━━ Given data ━━
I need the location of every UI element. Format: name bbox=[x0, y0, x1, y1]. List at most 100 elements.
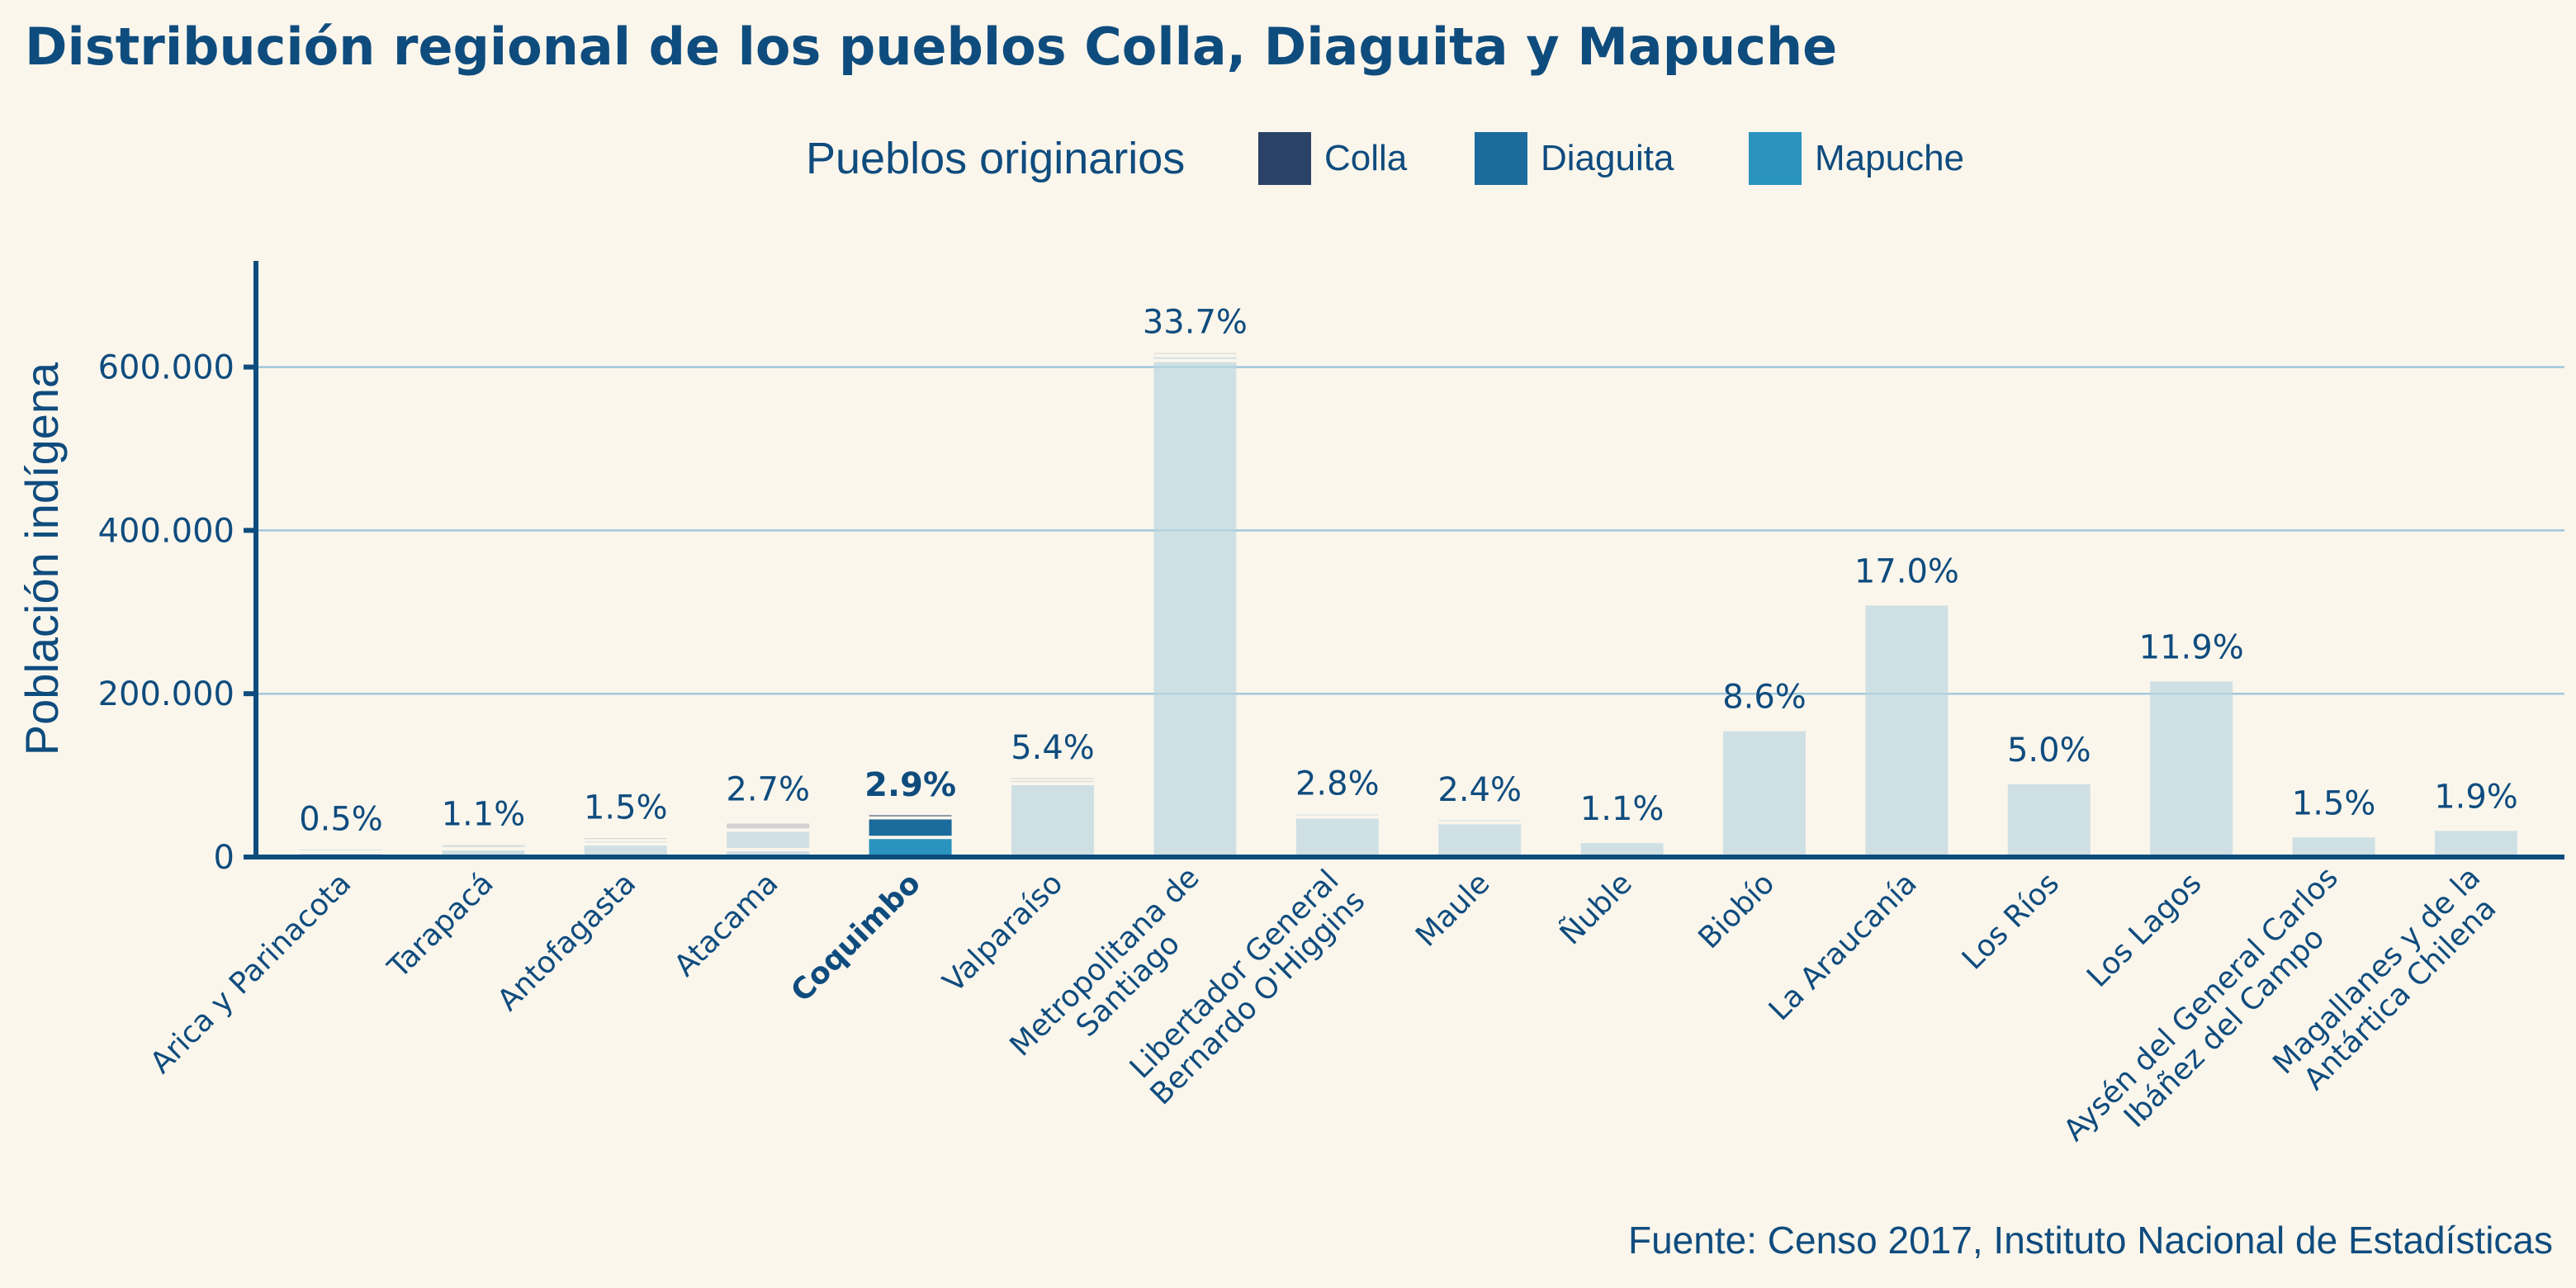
axes bbox=[244, 261, 2564, 859]
y-tick-label: 200.000 bbox=[98, 675, 234, 713]
y-tick-label: 400.000 bbox=[98, 512, 234, 550]
x-tick-label: Tarapacá bbox=[381, 866, 500, 985]
x-tick-label-line: Bernardo O'Higgins bbox=[1144, 884, 1372, 1112]
bar-group-10 bbox=[1723, 731, 1806, 857]
bar-group-3 bbox=[727, 823, 810, 857]
legend-label-diaguita: Diaguita bbox=[1541, 138, 1674, 178]
bar-segment-diaguita bbox=[442, 846, 525, 848]
bar-segment-mapuche bbox=[869, 839, 952, 857]
bar-group-6 bbox=[1153, 353, 1237, 857]
data-label: 8.6% bbox=[1722, 679, 1807, 717]
legend-label-colla: Colla bbox=[1324, 138, 1408, 178]
data-label: 5.0% bbox=[2007, 732, 2091, 769]
bar-group-8 bbox=[1438, 820, 1522, 857]
x-tick-label: Arica y Parinacota bbox=[144, 866, 358, 1080]
bar-segment-colla bbox=[727, 823, 810, 829]
x-tick-label-line: Los Ríos bbox=[1956, 866, 2066, 976]
legend-title: Pueblos originarios bbox=[806, 134, 1185, 183]
bar-group-9 bbox=[1580, 843, 1664, 857]
legend-item-diaguita: Diaguita bbox=[1475, 132, 1674, 185]
bar-group-11 bbox=[1865, 605, 1949, 857]
bar-segment-mapuche bbox=[584, 845, 667, 857]
data-label: 11.9% bbox=[2139, 628, 2244, 666]
x-tick-label-line: Los Lagos bbox=[2081, 866, 2208, 993]
legend-label-mapuche: Mapuche bbox=[1815, 138, 1964, 178]
data-label: 17.0% bbox=[1854, 552, 1959, 590]
x-tick-label-line: La Araucanía bbox=[1763, 866, 1924, 1027]
x-tick-label-line: Antártica Chilena bbox=[2298, 892, 2503, 1097]
bar-segment-diaguita bbox=[727, 831, 810, 849]
x-tick-label: Los Ríos bbox=[1956, 866, 2066, 976]
bar-segment-mapuche bbox=[1865, 605, 1949, 857]
bars bbox=[300, 353, 2517, 857]
data-label: 0.5% bbox=[299, 801, 383, 839]
bar-segment-diaguita bbox=[869, 819, 952, 836]
bar-segment-mapuche bbox=[2150, 681, 2233, 857]
bar-segment-colla bbox=[584, 838, 667, 840]
x-tick-label: Ñuble bbox=[1553, 866, 1639, 952]
bar-segment-mapuche bbox=[1011, 784, 1094, 857]
bar-segment-mapuche bbox=[1580, 843, 1664, 857]
bar-segment-diaguita bbox=[584, 841, 667, 843]
data-label: 1.1% bbox=[1580, 790, 1664, 828]
bar-segment-diaguita bbox=[1153, 357, 1237, 359]
bar-group-13 bbox=[2150, 681, 2233, 857]
bar-segment-diaguita bbox=[1011, 780, 1094, 782]
x-tick-label: Valparaíso bbox=[937, 866, 1070, 999]
x-tick-label-line: Valparaíso bbox=[937, 866, 1070, 999]
bar-group-2 bbox=[584, 838, 667, 857]
x-tick-label-line: Maule bbox=[1409, 866, 1496, 953]
x-tick-label-line: Antofagasta bbox=[491, 866, 642, 1017]
legend-item-mapuche: Mapuche bbox=[1749, 132, 1964, 185]
x-tick-label: Antofagasta bbox=[491, 866, 642, 1017]
data-label: 2.8% bbox=[1295, 765, 1380, 803]
bar-segment-mapuche bbox=[727, 851, 810, 857]
bar-segment-mapuche bbox=[442, 850, 525, 857]
legend: Pueblos originarios Colla Diaguita Mapuche bbox=[806, 132, 1964, 185]
data-label: 2.7% bbox=[726, 770, 810, 808]
data-label: 1.9% bbox=[2434, 778, 2518, 816]
x-tick-label-line: Aysén del General Carlos bbox=[2057, 860, 2345, 1148]
data-label: 1.5% bbox=[584, 789, 668, 827]
y-tick-label: 0 bbox=[214, 839, 234, 877]
bar-segment-mapuche bbox=[1438, 824, 1522, 857]
x-tick-label: Maule bbox=[1409, 866, 1496, 953]
bar-group-15 bbox=[2435, 831, 2517, 857]
bar-group-12 bbox=[2007, 784, 2091, 857]
bar-segment-colla bbox=[869, 815, 952, 817]
x-tick-label-line: Tarapacá bbox=[381, 866, 500, 985]
legend-swatch-colla bbox=[1258, 132, 1311, 185]
bar-segment-mapuche bbox=[2292, 837, 2375, 857]
data-label: 2.4% bbox=[1437, 771, 1522, 809]
x-tick-label: La Araucanía bbox=[1763, 866, 1924, 1027]
data-label: 1.5% bbox=[2292, 784, 2376, 822]
source-note: Fuente: Censo 2017, Instituto Nacional d… bbox=[1628, 1219, 2553, 1262]
bar-group-14 bbox=[2292, 837, 2375, 857]
y-ticks: 0 200.000 400.000 600.000 bbox=[98, 349, 256, 877]
data-label: 1.1% bbox=[442, 796, 526, 834]
bar-segment-mapuche bbox=[2435, 831, 2517, 857]
x-tick-label: Los Lagos bbox=[2081, 866, 2208, 993]
bar-group-4 bbox=[869, 815, 952, 857]
x-tick-label-line: Arica y Parinacota bbox=[144, 866, 358, 1080]
bar-segment-colla bbox=[1153, 353, 1237, 354]
legend-item-colla: Colla bbox=[1258, 132, 1408, 185]
bar-segment-mapuche bbox=[1153, 362, 1237, 857]
legend-swatch-diaguita bbox=[1475, 132, 1527, 185]
x-tick-label-line: Ñuble bbox=[1553, 866, 1639, 952]
data-labels: 0.5% 1.1% 1.5% 2.7% 2.9% 5.4% 33.7% 2.8% 2.4% 1.1… bbox=[299, 304, 2518, 839]
y-axis-title: Población indígena bbox=[16, 362, 68, 755]
bar-group-5 bbox=[1011, 778, 1094, 857]
bar-group-1 bbox=[442, 845, 525, 857]
x-tick-label-line: Biobío bbox=[1692, 866, 1781, 955]
data-label: 33.7% bbox=[1143, 304, 1248, 342]
bar-segment-colla bbox=[442, 845, 525, 846]
x-tick-label-line: Coquimbo bbox=[784, 866, 926, 1008]
bar-segment-diaguita bbox=[1438, 820, 1522, 822]
legend-swatch-mapuche bbox=[1749, 132, 1802, 185]
x-tick-label: Atacama bbox=[668, 866, 785, 983]
bar-segment-mapuche bbox=[2007, 784, 2091, 857]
━━━
• _Directions for this task_:
Can you reproduce every line of the records above word for word, leaving out the pictures?

• _Answer to the exercise_:
I need the location of every UI element. Format: name bbox=[x0, y0, x1, y1]. List at most 100 elements.
axes bbox=[244, 261, 2564, 859]
y-tick-label: 200.000 bbox=[98, 675, 234, 713]
y-tick-label: 400.000 bbox=[98, 512, 234, 550]
x-tick-label: Tarapacá bbox=[381, 866, 500, 985]
x-tick-label-line: Bernardo O'Higgins bbox=[1144, 884, 1372, 1112]
bar-group-10 bbox=[1723, 731, 1806, 857]
bar-group-3 bbox=[727, 823, 810, 857]
legend-label-diaguita: Diaguita bbox=[1541, 138, 1674, 178]
bar-segment-diaguita bbox=[442, 846, 525, 848]
bar-segment-mapuche bbox=[869, 839, 952, 857]
bar-group-6 bbox=[1153, 353, 1237, 857]
data-label: 8.6% bbox=[1722, 679, 1807, 717]
legend-label-colla: Colla bbox=[1324, 138, 1408, 178]
data-label: 5.0% bbox=[2007, 732, 2091, 769]
bar-group-8 bbox=[1438, 820, 1522, 857]
x-tick-label: Arica y Parinacota bbox=[144, 866, 358, 1080]
bar-segment-colla bbox=[727, 823, 810, 829]
x-tick-label-line: Los Ríos bbox=[1956, 866, 2066, 976]
legend-title: Pueblos originarios bbox=[806, 134, 1185, 183]
bar-group-9 bbox=[1580, 843, 1664, 857]
legend-item-diaguita: Diaguita bbox=[1475, 132, 1674, 185]
bar-group-11 bbox=[1865, 605, 1949, 857]
bar-segment-mapuche bbox=[584, 845, 667, 857]
data-label: 11.9% bbox=[2139, 628, 2244, 666]
x-tick-label-line: Los Lagos bbox=[2081, 866, 2208, 993]
legend-label-mapuche: Mapuche bbox=[1815, 138, 1964, 178]
data-label: 17.0% bbox=[1854, 552, 1959, 590]
x-tick-label-line: La Araucanía bbox=[1763, 866, 1924, 1027]
x-tick-label-line: Antártica Chilena bbox=[2298, 892, 2503, 1097]
bar-segment-diaguita bbox=[727, 831, 810, 849]
x-tick-label: Los Ríos bbox=[1956, 866, 2066, 976]
bar-segment-mapuche bbox=[1865, 605, 1949, 857]
bars bbox=[300, 353, 2517, 857]
data-label: 0.5% bbox=[299, 801, 383, 839]
bar-segment-diaguita bbox=[869, 819, 952, 836]
bar-segment-mapuche bbox=[2150, 681, 2233, 857]
bar-segment-colla bbox=[584, 838, 667, 840]
x-tick-label: Ñuble bbox=[1553, 866, 1639, 952]
bar-segment-mapuche bbox=[1011, 784, 1094, 857]
bar-segment-mapuche bbox=[1580, 843, 1664, 857]
bar-segment-diaguita bbox=[584, 841, 667, 843]
data-label: 1.1% bbox=[1580, 790, 1664, 828]
bar-segment-diaguita bbox=[1153, 357, 1237, 359]
bar-group-13 bbox=[2150, 681, 2233, 857]
bar-segment-diaguita bbox=[1011, 780, 1094, 782]
x-tick-label: Valparaíso bbox=[937, 866, 1070, 999]
x-tick-label-line: Valparaíso bbox=[937, 866, 1070, 999]
bar-group-2 bbox=[584, 838, 667, 857]
x-tick-label-line: Maule bbox=[1409, 866, 1496, 953]
x-tick-label-line: Antofagasta bbox=[491, 866, 642, 1017]
legend-item-mapuche: Mapuche bbox=[1749, 132, 1964, 185]
x-tick-label: Antofagasta bbox=[491, 866, 642, 1017]
data-label: 2.8% bbox=[1295, 765, 1380, 803]
bar-segment-mapuche bbox=[727, 851, 810, 857]
bar-segment-mapuche bbox=[442, 850, 525, 857]
legend: Pueblos originarios Colla Diaguita Mapuche bbox=[806, 132, 1964, 185]
data-label: 2.7% bbox=[726, 770, 810, 808]
data-label: 1.9% bbox=[2434, 778, 2518, 816]
x-tick-label-line: Aysén del General Carlos bbox=[2057, 860, 2345, 1148]
data-label: 1.5% bbox=[584, 789, 668, 827]
y-tick-label: 0 bbox=[214, 839, 234, 877]
bar-segment-mapuche bbox=[1438, 824, 1522, 857]
x-tick-label: Maule bbox=[1409, 866, 1496, 953]
bar-group-15 bbox=[2435, 831, 2517, 857]
bar-group-12 bbox=[2007, 784, 2091, 857]
bar-segment-colla bbox=[869, 815, 952, 817]
x-tick-label-line: Tarapacá bbox=[381, 866, 500, 985]
legend-swatch-colla bbox=[1258, 132, 1311, 185]
bar-segment-mapuche bbox=[2292, 837, 2375, 857]
data-label: 2.4% bbox=[1437, 771, 1522, 809]
x-tick-label: La Araucanía bbox=[1763, 866, 1924, 1027]
data-label: 1.5% bbox=[2292, 784, 2376, 822]
source-note: Fuente: Censo 2017, Instituto Nacional d… bbox=[1628, 1219, 2553, 1262]
bar-group-14 bbox=[2292, 837, 2375, 857]
y-ticks: 0 200.000 400.000 600.000 bbox=[98, 349, 256, 877]
data-label: 1.1% bbox=[442, 796, 526, 834]
bar-segment-mapuche bbox=[2435, 831, 2517, 857]
x-tick-label: Los Lagos bbox=[2081, 866, 2208, 993]
bar-group-4 bbox=[869, 815, 952, 857]
x-tick-label-line: Arica y Parinacota bbox=[144, 866, 358, 1080]
bar-segment-colla bbox=[1153, 353, 1237, 354]
legend-item-colla: Colla bbox=[1258, 132, 1408, 185]
bar-segment-mapuche bbox=[1153, 362, 1237, 857]
legend-swatch-diaguita bbox=[1475, 132, 1527, 185]
x-tick-label-line: Ñuble bbox=[1553, 866, 1639, 952]
data-labels: 0.5% 1.1% 1.5% 2.7% 2.9% 5.4% 33.7% 2.8% 2.4% 1.1… bbox=[299, 304, 2518, 839]
y-axis-title: Población indígena bbox=[16, 362, 68, 755]
bar-group-5 bbox=[1011, 778, 1094, 857]
bar-group-1 bbox=[442, 845, 525, 857]
x-tick-label-line: Biobío bbox=[1692, 866, 1781, 955]
data-label: 33.7% bbox=[1143, 304, 1248, 342]
bar-segment-colla bbox=[442, 845, 525, 846]
x-tick-label-line: Coquimbo bbox=[784, 866, 926, 1008]
bar-segment-diaguita bbox=[1438, 820, 1522, 822]
legend-swatch-mapuche bbox=[1749, 132, 1802, 185]
x-tick-label: Atacama bbox=[668, 866, 785, 983]
bar-segment-mapuche bbox=[2007, 784, 2091, 857]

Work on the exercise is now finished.